[A block of data]
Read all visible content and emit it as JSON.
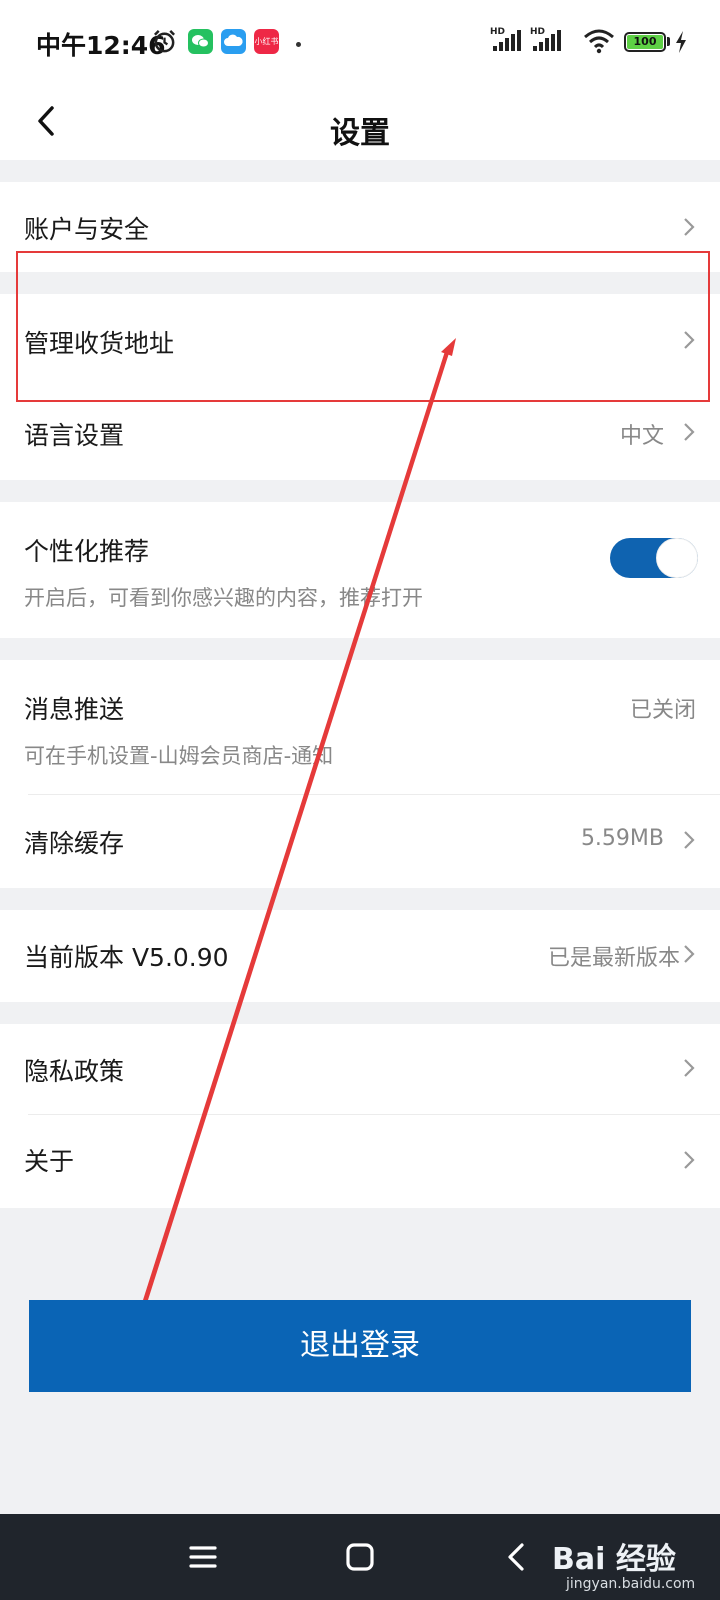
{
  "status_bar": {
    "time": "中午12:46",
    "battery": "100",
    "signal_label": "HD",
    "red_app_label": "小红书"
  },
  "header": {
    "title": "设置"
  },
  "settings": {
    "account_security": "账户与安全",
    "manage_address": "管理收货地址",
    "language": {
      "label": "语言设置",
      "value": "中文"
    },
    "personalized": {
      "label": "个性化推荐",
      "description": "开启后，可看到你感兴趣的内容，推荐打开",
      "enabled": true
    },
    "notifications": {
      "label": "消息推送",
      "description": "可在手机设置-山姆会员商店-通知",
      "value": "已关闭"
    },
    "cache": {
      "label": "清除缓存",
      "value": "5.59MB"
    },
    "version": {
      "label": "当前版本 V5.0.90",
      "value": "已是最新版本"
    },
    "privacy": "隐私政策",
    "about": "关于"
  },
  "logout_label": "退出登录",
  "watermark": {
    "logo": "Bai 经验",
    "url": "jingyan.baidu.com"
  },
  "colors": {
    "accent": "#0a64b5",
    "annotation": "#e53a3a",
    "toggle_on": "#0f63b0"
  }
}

* * *

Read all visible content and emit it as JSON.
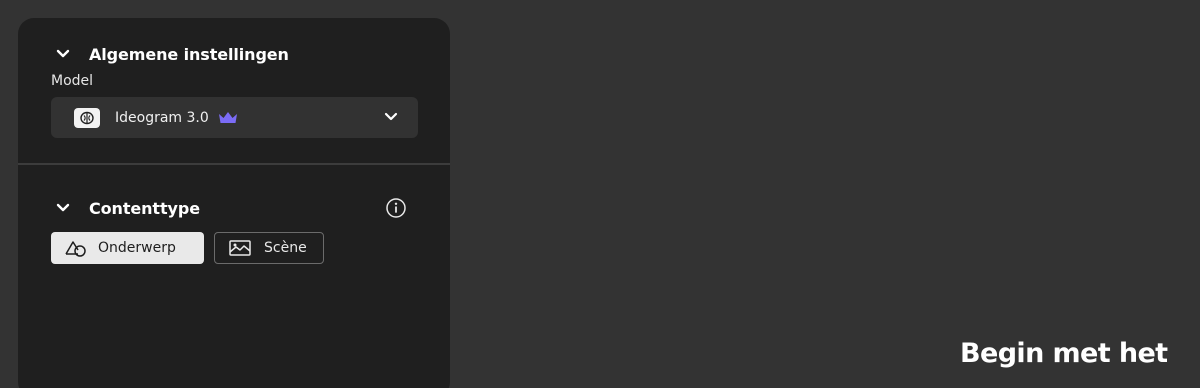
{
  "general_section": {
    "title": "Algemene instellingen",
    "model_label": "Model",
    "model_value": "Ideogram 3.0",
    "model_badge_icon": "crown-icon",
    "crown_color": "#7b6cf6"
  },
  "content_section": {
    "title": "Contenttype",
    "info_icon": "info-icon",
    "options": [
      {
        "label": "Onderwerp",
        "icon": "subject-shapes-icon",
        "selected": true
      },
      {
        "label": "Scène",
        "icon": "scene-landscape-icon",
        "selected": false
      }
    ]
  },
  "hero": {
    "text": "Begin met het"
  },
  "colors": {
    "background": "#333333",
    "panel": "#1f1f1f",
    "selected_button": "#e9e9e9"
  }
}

> _EXERCISE DIRECTIONS_:
Lines containing the string "description" should be counted; reply with their number and nothing more.

> _SOLVED PROBLEM_:
2